PROBLEM TO SOLVE: Edit the records below, replacing each occurrence of "JAMA Netw Open" with "JAMA Network Open" and leaving every other character unchanged.

━━ MATERIAL SHOWN ━━

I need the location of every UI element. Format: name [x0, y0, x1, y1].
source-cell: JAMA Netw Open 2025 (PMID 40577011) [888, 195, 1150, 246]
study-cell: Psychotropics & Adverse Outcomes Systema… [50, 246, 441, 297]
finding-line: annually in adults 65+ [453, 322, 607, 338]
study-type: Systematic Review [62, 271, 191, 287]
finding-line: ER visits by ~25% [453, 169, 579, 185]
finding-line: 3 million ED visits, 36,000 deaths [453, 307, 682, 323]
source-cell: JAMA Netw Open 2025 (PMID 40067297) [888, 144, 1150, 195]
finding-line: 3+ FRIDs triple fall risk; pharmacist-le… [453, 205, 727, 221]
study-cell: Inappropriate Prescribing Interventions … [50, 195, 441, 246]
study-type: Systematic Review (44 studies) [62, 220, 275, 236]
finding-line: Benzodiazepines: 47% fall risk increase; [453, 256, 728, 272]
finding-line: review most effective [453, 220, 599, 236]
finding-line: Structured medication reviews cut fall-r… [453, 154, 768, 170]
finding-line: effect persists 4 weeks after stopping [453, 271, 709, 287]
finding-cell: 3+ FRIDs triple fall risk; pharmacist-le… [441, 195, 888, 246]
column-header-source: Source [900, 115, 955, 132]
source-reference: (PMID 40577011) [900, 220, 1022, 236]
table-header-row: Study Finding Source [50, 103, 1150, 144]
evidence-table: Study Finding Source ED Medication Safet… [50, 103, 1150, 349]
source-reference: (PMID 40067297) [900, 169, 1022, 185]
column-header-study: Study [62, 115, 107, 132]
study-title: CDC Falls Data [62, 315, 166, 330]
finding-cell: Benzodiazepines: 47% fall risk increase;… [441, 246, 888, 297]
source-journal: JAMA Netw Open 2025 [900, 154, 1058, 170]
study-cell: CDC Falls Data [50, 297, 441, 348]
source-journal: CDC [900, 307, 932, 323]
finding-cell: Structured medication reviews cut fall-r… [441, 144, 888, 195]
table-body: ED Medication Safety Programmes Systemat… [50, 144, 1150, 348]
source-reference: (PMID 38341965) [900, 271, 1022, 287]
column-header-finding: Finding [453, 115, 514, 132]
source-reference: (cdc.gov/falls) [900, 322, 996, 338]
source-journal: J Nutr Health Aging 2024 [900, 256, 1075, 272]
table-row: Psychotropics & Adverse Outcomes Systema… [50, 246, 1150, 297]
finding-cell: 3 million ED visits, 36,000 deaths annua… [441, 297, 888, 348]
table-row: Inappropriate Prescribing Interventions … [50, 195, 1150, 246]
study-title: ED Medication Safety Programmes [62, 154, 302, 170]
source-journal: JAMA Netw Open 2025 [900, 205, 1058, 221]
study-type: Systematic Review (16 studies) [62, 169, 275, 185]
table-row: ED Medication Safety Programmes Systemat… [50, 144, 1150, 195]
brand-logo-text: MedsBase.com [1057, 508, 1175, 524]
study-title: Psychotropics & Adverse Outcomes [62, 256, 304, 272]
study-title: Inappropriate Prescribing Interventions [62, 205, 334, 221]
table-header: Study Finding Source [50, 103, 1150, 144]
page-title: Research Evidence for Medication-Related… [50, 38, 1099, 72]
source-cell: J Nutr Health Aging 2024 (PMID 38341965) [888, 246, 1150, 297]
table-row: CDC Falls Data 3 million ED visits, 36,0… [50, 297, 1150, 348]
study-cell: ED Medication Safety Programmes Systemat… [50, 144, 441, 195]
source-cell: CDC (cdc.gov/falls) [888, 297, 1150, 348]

━━━

FINAL RESULT:
I need the location of every UI element. Format: name [x0, y0, x1, y1].
source-cell: JAMA Network Open 2025 (PMID 40577011) [888, 195, 1150, 246]
study-cell: Psychotropics & Adverse Outcomes Systema… [50, 246, 441, 297]
finding-line: annually in adults 65+ [453, 322, 607, 338]
study-type: Systematic Review [62, 271, 191, 287]
finding-line: ER visits by ~25% [453, 169, 579, 185]
finding-line: 3 million ED visits, 36,000 deaths [453, 307, 682, 323]
source-cell: JAMA Network Open 2025 (PMID 40067297) [888, 144, 1150, 195]
finding-line: 3+ FRIDs triple fall risk; pharmacist-le… [453, 205, 727, 221]
study-cell: Inappropriate Prescribing Interventions … [50, 195, 441, 246]
study-type: Systematic Review (44 studies) [62, 220, 275, 236]
finding-line: Benzodiazepines: 47% fall risk increase; [453, 256, 728, 272]
finding-line: review most effective [453, 220, 599, 236]
finding-line: Structured medication reviews cut fall-r… [453, 154, 768, 170]
finding-line: effect persists 4 weeks after stopping [453, 271, 709, 287]
finding-cell: 3+ FRIDs triple fall risk; pharmacist-le… [441, 195, 888, 246]
column-header-source: Source [900, 115, 955, 132]
source-reference: (PMID 40577011) [900, 220, 1022, 236]
table-header-row: Study Finding Source [50, 103, 1150, 144]
evidence-table: Study Finding Source ED Medication Safet… [50, 103, 1150, 349]
source-reference: (PMID 40067297) [900, 169, 1022, 185]
column-header-study: Study [62, 115, 107, 132]
study-title: CDC Falls Data [62, 315, 166, 330]
finding-cell: Benzodiazepines: 47% fall risk increase;… [441, 246, 888, 297]
source-journal: JAMA Network Open 2025 [900, 154, 1058, 170]
study-cell: CDC Falls Data [50, 297, 441, 348]
source-journal: CDC [900, 307, 932, 323]
finding-cell: Structured medication reviews cut fall-r… [441, 144, 888, 195]
table-body: ED Medication Safety Programmes Systemat… [50, 144, 1150, 348]
source-reference: (PMID 38341965) [900, 271, 1022, 287]
column-header-finding: Finding [453, 115, 514, 132]
source-reference: (cdc.gov/falls) [900, 322, 996, 338]
source-journal: J Nutr Health Aging 2024 [900, 256, 1075, 272]
table-row: Psychotropics & Adverse Outcomes Systema… [50, 246, 1150, 297]
finding-cell: 3 million ED visits, 36,000 deaths annua… [441, 297, 888, 348]
table-row: Inappropriate Prescribing Interventions … [50, 195, 1150, 246]
study-title: ED Medication Safety Programmes [62, 154, 302, 170]
source-journal: JAMA Network Open 2025 [900, 205, 1058, 221]
study-type: Systematic Review (16 studies) [62, 169, 275, 185]
table-row: ED Medication Safety Programmes Systemat… [50, 144, 1150, 195]
brand-logo-text: MedsBase.com [1057, 508, 1175, 524]
study-title: Psychotropics & Adverse Outcomes [62, 256, 304, 272]
study-title: Inappropriate Prescribing Interventions [62, 205, 334, 221]
table-header: Study Finding Source [50, 103, 1150, 144]
page-title: Research Evidence for Medication-Related… [50, 38, 1099, 72]
source-cell: J Nutr Health Aging 2024 (PMID 38341965) [888, 246, 1150, 297]
table-row: CDC Falls Data 3 million ED visits, 36,0… [50, 297, 1150, 348]
study-cell: ED Medication Safety Programmes Systemat… [50, 144, 441, 195]
source-cell: CDC (cdc.gov/falls) [888, 297, 1150, 348]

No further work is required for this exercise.